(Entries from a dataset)
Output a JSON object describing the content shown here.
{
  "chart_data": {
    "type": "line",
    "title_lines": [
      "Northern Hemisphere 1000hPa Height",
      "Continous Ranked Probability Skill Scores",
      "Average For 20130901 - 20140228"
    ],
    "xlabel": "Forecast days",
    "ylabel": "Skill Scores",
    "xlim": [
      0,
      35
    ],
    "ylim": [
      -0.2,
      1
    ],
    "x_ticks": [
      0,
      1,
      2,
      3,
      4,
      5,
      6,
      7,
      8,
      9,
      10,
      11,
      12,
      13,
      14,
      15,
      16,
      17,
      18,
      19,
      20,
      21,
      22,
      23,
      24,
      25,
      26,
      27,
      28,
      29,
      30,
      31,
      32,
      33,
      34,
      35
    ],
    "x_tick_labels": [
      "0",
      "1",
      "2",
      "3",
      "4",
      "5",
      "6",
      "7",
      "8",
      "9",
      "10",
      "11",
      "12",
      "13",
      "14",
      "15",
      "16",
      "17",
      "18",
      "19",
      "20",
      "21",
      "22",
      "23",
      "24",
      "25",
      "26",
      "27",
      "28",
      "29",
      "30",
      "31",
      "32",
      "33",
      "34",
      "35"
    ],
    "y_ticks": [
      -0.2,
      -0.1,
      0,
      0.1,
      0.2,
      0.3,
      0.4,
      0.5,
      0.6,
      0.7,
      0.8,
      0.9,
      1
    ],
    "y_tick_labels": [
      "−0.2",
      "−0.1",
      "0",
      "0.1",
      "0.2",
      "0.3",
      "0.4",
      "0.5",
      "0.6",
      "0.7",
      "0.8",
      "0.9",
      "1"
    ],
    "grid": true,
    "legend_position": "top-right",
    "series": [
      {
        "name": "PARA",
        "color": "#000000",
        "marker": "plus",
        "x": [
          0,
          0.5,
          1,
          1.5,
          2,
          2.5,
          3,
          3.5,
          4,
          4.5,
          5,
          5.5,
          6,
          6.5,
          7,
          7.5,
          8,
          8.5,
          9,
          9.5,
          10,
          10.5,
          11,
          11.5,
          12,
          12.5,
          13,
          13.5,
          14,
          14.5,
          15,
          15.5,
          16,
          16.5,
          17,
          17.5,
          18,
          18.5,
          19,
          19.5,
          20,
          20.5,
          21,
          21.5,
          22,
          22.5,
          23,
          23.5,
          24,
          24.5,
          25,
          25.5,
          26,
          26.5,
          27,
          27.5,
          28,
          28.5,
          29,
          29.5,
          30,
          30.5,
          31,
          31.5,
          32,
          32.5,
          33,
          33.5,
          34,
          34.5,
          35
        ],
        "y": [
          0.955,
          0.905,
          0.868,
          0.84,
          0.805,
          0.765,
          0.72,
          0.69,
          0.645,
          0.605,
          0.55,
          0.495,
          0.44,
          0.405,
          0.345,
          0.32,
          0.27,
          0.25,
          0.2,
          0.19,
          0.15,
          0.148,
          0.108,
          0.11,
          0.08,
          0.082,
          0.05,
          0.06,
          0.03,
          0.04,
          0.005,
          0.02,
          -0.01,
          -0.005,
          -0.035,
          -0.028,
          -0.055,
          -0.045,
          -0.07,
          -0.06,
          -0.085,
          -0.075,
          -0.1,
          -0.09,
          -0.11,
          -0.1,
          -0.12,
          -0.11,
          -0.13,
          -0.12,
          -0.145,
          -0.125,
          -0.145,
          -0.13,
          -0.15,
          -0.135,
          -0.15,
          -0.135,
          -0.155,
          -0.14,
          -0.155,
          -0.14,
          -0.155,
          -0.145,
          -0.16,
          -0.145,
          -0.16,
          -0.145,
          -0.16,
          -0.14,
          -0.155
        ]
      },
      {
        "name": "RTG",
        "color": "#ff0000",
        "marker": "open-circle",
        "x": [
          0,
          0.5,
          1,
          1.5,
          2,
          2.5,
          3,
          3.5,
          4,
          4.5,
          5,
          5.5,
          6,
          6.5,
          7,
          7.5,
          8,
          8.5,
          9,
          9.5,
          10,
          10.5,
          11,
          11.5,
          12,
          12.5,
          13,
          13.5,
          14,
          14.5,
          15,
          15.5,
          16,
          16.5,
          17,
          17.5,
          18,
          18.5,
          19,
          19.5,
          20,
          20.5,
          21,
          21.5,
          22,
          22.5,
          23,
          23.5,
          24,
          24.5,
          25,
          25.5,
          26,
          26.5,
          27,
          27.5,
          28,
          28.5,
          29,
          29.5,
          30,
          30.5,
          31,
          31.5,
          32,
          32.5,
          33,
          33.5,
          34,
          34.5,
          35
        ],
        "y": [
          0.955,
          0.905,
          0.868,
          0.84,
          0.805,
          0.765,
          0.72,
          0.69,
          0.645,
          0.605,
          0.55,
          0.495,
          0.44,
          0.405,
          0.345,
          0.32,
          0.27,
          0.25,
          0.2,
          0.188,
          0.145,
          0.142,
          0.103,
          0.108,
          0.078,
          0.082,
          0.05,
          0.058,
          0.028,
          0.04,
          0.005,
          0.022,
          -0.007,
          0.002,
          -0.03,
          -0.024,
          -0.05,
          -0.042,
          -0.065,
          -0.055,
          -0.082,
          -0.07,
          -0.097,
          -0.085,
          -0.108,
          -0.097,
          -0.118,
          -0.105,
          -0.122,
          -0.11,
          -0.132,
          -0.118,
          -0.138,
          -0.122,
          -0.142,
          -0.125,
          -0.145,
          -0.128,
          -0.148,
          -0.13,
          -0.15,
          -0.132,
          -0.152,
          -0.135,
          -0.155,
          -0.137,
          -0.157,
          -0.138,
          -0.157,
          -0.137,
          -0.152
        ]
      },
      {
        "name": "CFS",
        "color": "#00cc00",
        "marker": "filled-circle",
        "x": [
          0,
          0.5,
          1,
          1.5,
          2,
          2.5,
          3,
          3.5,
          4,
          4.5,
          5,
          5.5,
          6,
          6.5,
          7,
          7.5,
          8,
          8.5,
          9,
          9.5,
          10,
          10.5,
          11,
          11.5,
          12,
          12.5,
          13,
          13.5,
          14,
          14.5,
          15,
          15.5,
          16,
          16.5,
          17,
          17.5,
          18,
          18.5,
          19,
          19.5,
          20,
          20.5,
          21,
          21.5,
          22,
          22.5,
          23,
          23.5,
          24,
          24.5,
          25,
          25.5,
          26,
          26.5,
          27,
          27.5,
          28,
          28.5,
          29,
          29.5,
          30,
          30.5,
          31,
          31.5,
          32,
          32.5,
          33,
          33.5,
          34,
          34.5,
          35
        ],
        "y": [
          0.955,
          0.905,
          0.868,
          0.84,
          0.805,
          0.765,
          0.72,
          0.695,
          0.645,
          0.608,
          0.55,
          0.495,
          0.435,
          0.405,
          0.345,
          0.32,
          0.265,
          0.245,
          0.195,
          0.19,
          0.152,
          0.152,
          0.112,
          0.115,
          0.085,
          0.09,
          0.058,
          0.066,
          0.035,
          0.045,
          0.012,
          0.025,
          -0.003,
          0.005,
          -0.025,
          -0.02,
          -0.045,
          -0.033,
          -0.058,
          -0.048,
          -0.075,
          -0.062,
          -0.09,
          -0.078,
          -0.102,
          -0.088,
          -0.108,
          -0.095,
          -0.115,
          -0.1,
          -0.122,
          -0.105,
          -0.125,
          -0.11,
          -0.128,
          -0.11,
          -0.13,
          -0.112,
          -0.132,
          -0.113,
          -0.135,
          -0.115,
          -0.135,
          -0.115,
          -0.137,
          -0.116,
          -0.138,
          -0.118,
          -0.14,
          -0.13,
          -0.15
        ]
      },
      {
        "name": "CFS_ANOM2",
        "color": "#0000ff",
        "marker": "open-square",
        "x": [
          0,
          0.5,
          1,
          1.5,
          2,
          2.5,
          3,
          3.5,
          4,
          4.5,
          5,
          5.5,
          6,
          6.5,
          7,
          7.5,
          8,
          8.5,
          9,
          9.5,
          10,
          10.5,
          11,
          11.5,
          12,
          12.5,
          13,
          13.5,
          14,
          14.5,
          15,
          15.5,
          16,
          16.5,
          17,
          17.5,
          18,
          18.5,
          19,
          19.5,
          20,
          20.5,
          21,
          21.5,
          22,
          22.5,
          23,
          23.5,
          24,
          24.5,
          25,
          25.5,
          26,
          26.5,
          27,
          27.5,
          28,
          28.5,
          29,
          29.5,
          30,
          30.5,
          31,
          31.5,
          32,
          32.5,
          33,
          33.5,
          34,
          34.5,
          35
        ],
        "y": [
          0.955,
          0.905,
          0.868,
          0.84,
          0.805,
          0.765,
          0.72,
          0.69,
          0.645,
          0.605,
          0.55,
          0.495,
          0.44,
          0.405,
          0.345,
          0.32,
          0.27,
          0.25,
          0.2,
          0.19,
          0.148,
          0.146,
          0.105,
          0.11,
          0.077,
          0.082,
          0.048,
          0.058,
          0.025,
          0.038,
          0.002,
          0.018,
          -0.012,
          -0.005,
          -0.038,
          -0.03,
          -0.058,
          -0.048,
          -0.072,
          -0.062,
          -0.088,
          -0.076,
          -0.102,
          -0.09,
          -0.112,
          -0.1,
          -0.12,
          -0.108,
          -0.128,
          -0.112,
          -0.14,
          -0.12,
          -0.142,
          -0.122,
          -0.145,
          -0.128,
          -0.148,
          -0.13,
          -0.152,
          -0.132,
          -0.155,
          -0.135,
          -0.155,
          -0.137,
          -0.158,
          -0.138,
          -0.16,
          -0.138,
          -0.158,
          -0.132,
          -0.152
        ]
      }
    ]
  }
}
---
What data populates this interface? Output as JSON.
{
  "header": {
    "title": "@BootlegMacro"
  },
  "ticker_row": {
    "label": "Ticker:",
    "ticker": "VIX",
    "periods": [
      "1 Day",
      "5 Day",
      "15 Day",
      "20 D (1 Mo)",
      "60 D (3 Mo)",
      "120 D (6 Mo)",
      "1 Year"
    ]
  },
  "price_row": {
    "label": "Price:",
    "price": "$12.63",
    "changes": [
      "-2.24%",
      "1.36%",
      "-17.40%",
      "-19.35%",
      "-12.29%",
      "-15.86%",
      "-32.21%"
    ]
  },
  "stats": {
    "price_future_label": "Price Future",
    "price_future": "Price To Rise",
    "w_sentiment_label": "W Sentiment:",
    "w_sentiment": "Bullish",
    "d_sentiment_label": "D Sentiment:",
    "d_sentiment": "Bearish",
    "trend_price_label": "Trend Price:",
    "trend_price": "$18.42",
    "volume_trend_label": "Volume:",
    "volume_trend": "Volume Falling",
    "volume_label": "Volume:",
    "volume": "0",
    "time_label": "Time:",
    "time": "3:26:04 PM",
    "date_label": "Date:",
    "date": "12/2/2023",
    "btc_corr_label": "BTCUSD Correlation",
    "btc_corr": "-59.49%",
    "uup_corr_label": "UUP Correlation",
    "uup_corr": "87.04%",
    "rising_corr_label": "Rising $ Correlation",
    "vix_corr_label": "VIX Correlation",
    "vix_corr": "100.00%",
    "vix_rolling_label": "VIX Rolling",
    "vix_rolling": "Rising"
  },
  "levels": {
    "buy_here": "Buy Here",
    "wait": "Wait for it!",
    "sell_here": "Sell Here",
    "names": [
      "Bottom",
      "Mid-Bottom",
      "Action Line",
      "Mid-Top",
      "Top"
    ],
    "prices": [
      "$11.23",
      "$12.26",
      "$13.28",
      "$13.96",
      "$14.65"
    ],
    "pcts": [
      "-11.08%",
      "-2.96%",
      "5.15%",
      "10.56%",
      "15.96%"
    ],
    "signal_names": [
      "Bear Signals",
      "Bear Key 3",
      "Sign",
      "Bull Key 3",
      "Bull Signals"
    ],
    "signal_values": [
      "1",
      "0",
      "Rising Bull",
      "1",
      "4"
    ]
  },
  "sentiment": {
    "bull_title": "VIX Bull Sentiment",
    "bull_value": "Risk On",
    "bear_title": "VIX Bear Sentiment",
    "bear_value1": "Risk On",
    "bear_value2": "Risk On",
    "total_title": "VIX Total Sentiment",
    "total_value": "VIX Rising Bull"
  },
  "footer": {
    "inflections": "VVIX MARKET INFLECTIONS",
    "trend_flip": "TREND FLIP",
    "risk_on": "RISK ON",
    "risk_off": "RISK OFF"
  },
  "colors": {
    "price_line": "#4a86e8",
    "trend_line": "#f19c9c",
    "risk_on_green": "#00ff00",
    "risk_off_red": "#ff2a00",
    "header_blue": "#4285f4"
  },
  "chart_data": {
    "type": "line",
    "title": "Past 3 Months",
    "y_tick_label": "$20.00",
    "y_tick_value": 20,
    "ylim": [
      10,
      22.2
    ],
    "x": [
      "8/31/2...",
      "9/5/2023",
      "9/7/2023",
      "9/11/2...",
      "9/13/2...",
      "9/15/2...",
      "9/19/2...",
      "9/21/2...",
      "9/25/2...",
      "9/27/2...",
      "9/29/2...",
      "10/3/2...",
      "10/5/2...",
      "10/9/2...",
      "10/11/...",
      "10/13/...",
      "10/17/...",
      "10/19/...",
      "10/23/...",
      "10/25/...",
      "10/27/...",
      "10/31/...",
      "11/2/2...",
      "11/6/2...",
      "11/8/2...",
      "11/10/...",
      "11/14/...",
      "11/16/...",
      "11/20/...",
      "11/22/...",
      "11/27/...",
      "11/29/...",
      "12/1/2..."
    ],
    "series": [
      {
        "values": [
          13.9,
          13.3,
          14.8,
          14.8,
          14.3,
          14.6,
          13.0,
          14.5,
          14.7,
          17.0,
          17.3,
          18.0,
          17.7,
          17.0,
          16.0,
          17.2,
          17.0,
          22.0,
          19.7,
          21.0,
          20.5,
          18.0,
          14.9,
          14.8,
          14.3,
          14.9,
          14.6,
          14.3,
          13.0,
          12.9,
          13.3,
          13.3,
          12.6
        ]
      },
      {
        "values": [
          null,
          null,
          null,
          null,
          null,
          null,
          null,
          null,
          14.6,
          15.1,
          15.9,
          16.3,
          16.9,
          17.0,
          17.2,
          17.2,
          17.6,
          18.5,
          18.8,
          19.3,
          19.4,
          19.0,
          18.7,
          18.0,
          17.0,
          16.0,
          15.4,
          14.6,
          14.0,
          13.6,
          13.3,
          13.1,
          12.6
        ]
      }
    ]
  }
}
...
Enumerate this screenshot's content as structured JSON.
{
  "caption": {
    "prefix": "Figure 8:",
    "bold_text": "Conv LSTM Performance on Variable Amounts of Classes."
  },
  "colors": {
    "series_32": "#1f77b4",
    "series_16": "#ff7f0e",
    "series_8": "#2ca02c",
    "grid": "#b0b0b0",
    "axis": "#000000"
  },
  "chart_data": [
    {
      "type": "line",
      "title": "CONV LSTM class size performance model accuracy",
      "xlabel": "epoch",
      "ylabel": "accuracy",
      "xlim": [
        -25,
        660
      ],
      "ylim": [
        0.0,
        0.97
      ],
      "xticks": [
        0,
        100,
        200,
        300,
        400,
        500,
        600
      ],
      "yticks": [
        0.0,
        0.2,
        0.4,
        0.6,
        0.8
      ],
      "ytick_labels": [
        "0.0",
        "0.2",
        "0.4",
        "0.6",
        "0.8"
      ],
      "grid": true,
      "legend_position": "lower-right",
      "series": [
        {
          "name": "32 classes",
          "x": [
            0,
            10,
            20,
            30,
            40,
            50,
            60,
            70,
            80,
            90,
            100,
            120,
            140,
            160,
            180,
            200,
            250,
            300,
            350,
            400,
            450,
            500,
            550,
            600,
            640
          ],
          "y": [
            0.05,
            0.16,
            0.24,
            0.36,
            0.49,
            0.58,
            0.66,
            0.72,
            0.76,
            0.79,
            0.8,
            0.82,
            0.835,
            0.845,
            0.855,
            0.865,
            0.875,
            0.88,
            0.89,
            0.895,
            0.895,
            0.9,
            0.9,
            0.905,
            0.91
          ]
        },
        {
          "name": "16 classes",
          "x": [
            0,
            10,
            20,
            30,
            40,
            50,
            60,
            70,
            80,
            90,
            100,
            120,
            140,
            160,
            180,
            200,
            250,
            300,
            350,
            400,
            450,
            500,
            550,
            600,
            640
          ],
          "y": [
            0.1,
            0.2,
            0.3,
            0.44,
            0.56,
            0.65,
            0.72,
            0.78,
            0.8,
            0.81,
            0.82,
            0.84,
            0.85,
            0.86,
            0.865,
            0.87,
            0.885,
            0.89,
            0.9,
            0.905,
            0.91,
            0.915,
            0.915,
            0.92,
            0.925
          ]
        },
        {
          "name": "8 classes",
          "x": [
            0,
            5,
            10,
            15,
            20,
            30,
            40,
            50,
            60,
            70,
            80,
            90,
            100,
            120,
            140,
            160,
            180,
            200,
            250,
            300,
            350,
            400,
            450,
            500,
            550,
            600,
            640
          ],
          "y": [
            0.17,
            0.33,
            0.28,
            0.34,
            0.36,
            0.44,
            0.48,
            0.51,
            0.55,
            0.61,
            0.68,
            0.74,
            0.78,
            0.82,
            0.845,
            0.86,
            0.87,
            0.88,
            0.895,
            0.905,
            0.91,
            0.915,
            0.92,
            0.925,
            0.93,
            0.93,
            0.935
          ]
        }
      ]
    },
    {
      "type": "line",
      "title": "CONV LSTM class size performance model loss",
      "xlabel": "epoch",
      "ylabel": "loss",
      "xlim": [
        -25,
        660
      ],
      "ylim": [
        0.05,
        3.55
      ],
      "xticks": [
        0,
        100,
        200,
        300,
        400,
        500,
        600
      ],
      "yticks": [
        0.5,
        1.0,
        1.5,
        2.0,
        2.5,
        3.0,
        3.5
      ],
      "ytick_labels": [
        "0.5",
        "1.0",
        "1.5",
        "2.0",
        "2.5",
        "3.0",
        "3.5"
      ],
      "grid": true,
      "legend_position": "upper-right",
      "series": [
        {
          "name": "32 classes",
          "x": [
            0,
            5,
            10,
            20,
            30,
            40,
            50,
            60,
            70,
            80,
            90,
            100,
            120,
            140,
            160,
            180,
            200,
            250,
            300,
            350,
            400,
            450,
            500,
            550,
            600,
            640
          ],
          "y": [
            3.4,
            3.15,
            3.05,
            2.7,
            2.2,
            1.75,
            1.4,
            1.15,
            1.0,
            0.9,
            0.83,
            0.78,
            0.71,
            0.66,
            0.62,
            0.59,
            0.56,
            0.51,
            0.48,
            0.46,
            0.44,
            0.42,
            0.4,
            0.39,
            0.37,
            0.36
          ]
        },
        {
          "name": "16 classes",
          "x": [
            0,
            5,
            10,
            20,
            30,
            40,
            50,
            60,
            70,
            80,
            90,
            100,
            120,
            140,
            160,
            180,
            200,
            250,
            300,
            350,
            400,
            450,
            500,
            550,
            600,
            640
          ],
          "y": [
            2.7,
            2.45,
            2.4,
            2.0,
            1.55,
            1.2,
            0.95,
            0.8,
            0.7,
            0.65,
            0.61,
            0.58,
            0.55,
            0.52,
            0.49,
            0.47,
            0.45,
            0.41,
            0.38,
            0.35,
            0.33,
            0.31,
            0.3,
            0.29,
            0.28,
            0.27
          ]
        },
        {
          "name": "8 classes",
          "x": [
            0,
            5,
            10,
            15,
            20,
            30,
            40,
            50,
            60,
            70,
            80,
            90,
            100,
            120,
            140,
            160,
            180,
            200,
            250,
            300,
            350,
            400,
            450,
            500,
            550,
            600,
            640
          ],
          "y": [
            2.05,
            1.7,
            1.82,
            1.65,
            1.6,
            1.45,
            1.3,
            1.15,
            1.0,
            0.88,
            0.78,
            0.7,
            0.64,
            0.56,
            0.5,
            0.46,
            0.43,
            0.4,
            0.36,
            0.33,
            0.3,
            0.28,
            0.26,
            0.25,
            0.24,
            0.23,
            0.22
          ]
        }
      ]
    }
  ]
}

- WHAT THE TASK ASKS
Pull out all lines from the listing that contain the string "grid".

- ANSWER
    "grid": true,
    "grid": "#b0b0b0",
      "grid": true,
      "grid": true,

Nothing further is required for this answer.